— Exercise —
Write every record out again exactly as given.

— Excerpts from a figure dataset —

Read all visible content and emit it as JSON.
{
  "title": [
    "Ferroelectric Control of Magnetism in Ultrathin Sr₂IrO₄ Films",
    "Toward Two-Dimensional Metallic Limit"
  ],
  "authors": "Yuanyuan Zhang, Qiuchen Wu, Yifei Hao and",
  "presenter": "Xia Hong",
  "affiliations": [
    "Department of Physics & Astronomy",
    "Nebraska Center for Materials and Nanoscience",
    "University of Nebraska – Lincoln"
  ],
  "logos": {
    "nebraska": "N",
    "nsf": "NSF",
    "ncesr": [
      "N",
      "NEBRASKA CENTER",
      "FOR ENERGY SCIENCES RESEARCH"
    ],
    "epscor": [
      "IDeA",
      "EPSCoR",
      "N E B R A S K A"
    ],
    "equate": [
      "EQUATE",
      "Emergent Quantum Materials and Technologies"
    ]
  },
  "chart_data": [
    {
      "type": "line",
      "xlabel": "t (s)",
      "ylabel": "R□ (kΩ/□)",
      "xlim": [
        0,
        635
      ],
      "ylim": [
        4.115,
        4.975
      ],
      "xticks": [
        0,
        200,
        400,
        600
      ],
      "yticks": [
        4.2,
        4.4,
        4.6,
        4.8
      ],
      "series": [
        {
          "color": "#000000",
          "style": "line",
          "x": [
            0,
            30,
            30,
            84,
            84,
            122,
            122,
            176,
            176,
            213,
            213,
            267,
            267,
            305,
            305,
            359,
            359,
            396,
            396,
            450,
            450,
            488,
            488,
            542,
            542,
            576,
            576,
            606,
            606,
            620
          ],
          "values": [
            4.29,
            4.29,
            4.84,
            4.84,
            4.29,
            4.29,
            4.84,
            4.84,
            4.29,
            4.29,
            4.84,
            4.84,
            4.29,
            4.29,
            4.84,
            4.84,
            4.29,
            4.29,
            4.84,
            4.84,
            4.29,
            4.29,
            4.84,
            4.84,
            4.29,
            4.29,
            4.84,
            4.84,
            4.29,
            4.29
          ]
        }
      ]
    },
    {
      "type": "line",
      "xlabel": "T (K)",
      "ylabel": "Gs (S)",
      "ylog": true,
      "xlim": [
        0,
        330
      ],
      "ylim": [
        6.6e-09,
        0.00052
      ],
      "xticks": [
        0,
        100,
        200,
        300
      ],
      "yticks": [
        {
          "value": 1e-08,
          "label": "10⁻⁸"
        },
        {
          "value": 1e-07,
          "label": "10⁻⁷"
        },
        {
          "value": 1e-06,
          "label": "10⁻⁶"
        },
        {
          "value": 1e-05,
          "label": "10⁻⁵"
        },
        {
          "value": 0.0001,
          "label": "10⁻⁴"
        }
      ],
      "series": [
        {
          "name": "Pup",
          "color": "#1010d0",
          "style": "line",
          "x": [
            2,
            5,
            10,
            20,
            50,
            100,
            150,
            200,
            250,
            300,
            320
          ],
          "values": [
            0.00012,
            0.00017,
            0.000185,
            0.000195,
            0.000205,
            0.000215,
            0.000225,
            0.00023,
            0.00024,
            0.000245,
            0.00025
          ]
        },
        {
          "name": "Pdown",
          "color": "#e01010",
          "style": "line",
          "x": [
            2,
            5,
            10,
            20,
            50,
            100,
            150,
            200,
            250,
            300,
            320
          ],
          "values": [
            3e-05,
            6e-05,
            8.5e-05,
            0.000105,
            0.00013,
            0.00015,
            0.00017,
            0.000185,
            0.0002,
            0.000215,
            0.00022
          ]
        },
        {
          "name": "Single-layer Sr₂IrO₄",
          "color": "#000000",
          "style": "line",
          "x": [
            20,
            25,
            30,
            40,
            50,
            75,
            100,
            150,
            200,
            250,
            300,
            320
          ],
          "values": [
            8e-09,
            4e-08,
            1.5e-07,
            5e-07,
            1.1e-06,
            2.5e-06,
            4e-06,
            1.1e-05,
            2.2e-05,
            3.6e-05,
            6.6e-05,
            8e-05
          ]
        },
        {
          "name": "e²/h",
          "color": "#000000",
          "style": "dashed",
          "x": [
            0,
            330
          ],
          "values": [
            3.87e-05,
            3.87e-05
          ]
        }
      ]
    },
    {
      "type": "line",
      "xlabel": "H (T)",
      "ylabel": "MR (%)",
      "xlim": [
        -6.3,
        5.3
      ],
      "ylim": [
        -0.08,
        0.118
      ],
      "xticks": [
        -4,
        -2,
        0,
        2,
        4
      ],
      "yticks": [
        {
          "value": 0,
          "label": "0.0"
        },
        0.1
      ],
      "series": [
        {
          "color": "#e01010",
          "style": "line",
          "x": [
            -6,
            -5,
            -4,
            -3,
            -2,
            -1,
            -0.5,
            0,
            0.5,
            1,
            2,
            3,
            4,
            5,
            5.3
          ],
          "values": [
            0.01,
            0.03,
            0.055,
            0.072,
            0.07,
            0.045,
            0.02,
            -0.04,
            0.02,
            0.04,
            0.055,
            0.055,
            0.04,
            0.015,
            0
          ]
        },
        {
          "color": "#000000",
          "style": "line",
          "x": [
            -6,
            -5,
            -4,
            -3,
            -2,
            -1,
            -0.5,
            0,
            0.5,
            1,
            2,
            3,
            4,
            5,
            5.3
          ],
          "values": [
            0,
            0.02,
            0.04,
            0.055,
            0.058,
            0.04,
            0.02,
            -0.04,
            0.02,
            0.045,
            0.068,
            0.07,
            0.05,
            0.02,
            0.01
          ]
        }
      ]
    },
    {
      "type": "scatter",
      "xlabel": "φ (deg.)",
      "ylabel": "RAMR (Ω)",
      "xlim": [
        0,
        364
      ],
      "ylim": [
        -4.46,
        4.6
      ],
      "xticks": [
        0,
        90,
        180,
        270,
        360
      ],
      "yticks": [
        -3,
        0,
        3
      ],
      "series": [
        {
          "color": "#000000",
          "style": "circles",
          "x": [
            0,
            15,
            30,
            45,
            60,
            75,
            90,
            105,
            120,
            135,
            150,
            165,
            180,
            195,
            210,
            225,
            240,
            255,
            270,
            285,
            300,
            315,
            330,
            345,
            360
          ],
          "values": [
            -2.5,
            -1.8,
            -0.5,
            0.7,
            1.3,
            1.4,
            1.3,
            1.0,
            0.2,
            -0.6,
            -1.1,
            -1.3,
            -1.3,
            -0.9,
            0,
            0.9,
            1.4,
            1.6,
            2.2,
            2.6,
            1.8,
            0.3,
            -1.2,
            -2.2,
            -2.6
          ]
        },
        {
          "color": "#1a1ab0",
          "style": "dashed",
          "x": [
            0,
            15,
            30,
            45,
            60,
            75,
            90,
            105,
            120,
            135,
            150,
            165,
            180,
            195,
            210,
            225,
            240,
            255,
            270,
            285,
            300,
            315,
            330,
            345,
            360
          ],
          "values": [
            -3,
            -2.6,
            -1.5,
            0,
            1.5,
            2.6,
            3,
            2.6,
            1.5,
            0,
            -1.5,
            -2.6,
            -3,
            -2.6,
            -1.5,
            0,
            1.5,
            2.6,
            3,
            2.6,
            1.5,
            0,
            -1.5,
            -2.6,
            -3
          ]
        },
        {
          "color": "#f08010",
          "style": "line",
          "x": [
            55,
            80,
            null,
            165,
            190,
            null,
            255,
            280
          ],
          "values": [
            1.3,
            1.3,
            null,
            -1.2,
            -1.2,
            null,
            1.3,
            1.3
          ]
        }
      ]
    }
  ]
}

— Written response —
Read all visible content and emit it as JSON.
{
  "title": [
    "Ferroelectric Control of Magnetism in Ultrathin Sr₂IrO₄ Films",
    "Toward Two-Dimensional Metallic Limit"
  ],
  "authors": "Yuanyuan Zhang, Qiuchen Wu, Yifei Hao and",
  "presenter": "Xia Hong",
  "affiliations": [
    "Department of Physics & Astronomy",
    "Nebraska Center for Materials and Nanoscience",
    "University of Nebraska – Lincoln"
  ],
  "logos": {
    "nebraska": "N",
    "nsf": "NSF",
    "ncesr": [
      "N",
      "NEBRASKA CENTER",
      "FOR ENERGY SCIENCES RESEARCH"
    ],
    "epscor": [
      "IDeA",
      "EPSCoR",
      "N E B R A S K A"
    ],
    "equate": [
      "EQUATE",
      "Emergent Quantum Materials and Technologies"
    ]
  },
  "chart_data": [
    {
      "type": "line",
      "xlabel": "t (s)",
      "ylabel": "R□ (kΩ/□)",
      "xlim": [
        0,
        635
      ],
      "ylim": [
        4.115,
        4.975
      ],
      "xticks": [
        0,
        200,
        400,
        600
      ],
      "yticks": [
        4.2,
        4.4,
        4.6,
        4.8
      ],
      "series": [
        {
          "color": "#000000",
          "style": "line",
          "x": [
            0,
            30,
            30,
            84,
            84,
            122,
            122,
            176,
            176,
            213,
            213,
            267,
            267,
            305,
            305,
            359,
            359,
            396,
            396,
            450,
            450,
            488,
            488,
            542,
            542,
            576,
            576,
            606,
            606,
            620
          ],
          "values": [
            4.29,
            4.29,
            4.84,
            4.84,
            4.29,
            4.29,
            4.84,
            4.84,
            4.29,
            4.29,
            4.84,
            4.84,
            4.29,
            4.29,
            4.84,
            4.84,
            4.29,
            4.29,
            4.84,
            4.84,
            4.29,
            4.29,
            4.84,
            4.84,
            4.29,
            4.29,
            4.84,
            4.84,
            4.29,
            4.29
          ]
        }
      ]
    },
    {
      "type": "line",
      "xlabel": "T (K)",
      "ylabel": "Gs (S)",
      "ylog": true,
      "xlim": [
        0,
        330
      ],
      "ylim": [
        6.6e-09,
        0.00052
      ],
      "xticks": [
        0,
        100,
        200,
        300
      ],
      "yticks": [
        {
          "value": 1e-08,
          "label": "10⁻⁸"
        },
        {
          "value": 1e-07,
          "label": "10⁻⁷"
        },
        {
          "value": 1e-06,
          "label": "10⁻⁶"
        },
        {
          "value": 1e-05,
          "label": "10⁻⁵"
        },
        {
          "value": 0.0001,
          "label": "10⁻⁴"
        }
      ],
      "series": [
        {
          "name": "Pup",
          "color": "#1010d0",
          "style": "line",
          "x": [
            2,
            5,
            10,
            20,
            50,
            100,
            150,
            200,
            250,
            300,
            320
          ],
          "values": [
            0.00012,
            0.00017,
            0.000185,
            0.000195,
            0.000205,
            0.000215,
            0.000225,
            0.00023,
            0.00024,
            0.000245,
            0.00025
          ]
        },
        {
          "name": "Pdown",
          "color": "#e01010",
          "style": "line",
          "x": [
            2,
            5,
            10,
            20,
            50,
            100,
            150,
            200,
            250,
            300,
            320
          ],
          "values": [
            3e-05,
            6e-05,
            8.5e-05,
            0.000105,
            0.00013,
            0.00015,
            0.00017,
            0.000185,
            0.0002,
            0.000215,
            0.00022
          ]
        },
        {
          "name": "Single-layer Sr₂IrO₄",
          "color": "#000000",
          "style": "line",
          "x": [
            20,
            25,
            30,
            40,
            50,
            75,
            100,
            150,
            200,
            250,
            300,
            320
          ],
          "values": [
            8e-09,
            4e-08,
            1.5e-07,
            5e-07,
            1.1e-06,
            2.5e-06,
            4e-06,
            1.1e-05,
            2.2e-05,
            3.6e-05,
            6.6e-05,
            8e-05
          ]
        },
        {
          "name": "e²/h",
          "color": "#000000",
          "style": "dashed",
          "x": [
            0,
            330
          ],
          "values": [
            3.87e-05,
            3.87e-05
          ]
        }
      ]
    },
    {
      "type": "line",
      "xlabel": "H (T)",
      "ylabel": "MR (%)",
      "xlim": [
        -6.3,
        5.3
      ],
      "ylim": [
        -0.08,
        0.118
      ],
      "xticks": [
        -4,
        -2,
        0,
        2,
        4
      ],
      "yticks": [
        {
          "value": 0,
          "label": "0.0"
        },
        0.1
      ],
      "series": [
        {
          "color": "#e01010",
          "style": "line",
          "x": [
            -6,
            -5,
            -4,
            -3,
            -2,
            -1,
            -0.5,
            0,
            0.5,
            1,
            2,
            3,
            4,
            5,
            5.3
          ],
          "values": [
            0.01,
            0.03,
            0.055,
            0.072,
            0.07,
            0.045,
            0.02,
            -0.04,
            0.02,
            0.04,
            0.055,
            0.055,
            0.04,
            0.015,
            0
          ]
        },
        {
          "color": "#000000",
          "style": "line",
          "x": [
            -6,
            -5,
            -4,
            -3,
            -2,
            -1,
            -0.5,
            0,
            0.5,
            1,
            2,
            3,
            4,
            5,
            5.3
          ],
          "values": [
            0,
            0.02,
            0.04,
            0.055,
            0.058,
            0.04,
            0.02,
            -0.04,
            0.02,
            0.045,
            0.068,
            0.07,
            0.05,
            0.02,
            0.01
          ]
        }
      ]
    },
    {
      "type": "scatter",
      "xlabel": "φ (deg.)",
      "ylabel": "RAMR (Ω)",
      "xlim": [
        0,
        364
      ],
      "ylim": [
        -4.46,
        4.6
      ],
      "xticks": [
        0,
        90,
        180,
        270,
        360
      ],
      "yticks": [
        -3,
        0,
        3
      ],
      "series": [
        {
          "color": "#000000",
          "style": "circles",
          "x": [
            0,
            15,
            30,
            45,
            60,
            75,
            90,
            105,
            120,
            135,
            150,
            165,
            180,
            195,
            210,
            225,
            240,
            255,
            270,
            285,
            300,
            315,
            330,
            345,
            360
          ],
          "values": [
            -2.5,
            -1.8,
            -0.5,
            0.7,
            1.3,
            1.4,
            1.3,
            1.0,
            0.2,
            -0.6,
            -1.1,
            -1.3,
            -1.3,
            -0.9,
            0,
            0.9,
            1.4,
            1.6,
            2.2,
            2.6,
            1.8,
            0.3,
            -1.2,
            -2.2,
            -2.6
          ]
        },
        {
          "color": "#1a1ab0",
          "style": "dashed",
          "x": [
            0,
            15,
            30,
            45,
            60,
            75,
            90,
            105,
            120,
            135,
            150,
            165,
            180,
            195,
            210,
            225,
            240,
            255,
            270,
            285,
            300,
            315,
            330,
            345,
            360
          ],
          "values": [
            -3,
            -2.6,
            -1.5,
            0,
            1.5,
            2.6,
            3,
            2.6,
            1.5,
            0,
            -1.5,
            -2.6,
            -3,
            -2.6,
            -1.5,
            0,
            1.5,
            2.6,
            3,
            2.6,
            1.5,
            0,
            -1.5,
            -2.6,
            -3
          ]
        },
        {
          "color": "#f08010",
          "style": "line",
          "x": [
            55,
            80,
            null,
            165,
            190,
            null,
            255,
            280
          ],
          "values": [
            1.3,
            1.3,
            null,
            -1.2,
            -1.2,
            null,
            1.3,
            1.3
          ]
        }
      ]
    }
  ]
}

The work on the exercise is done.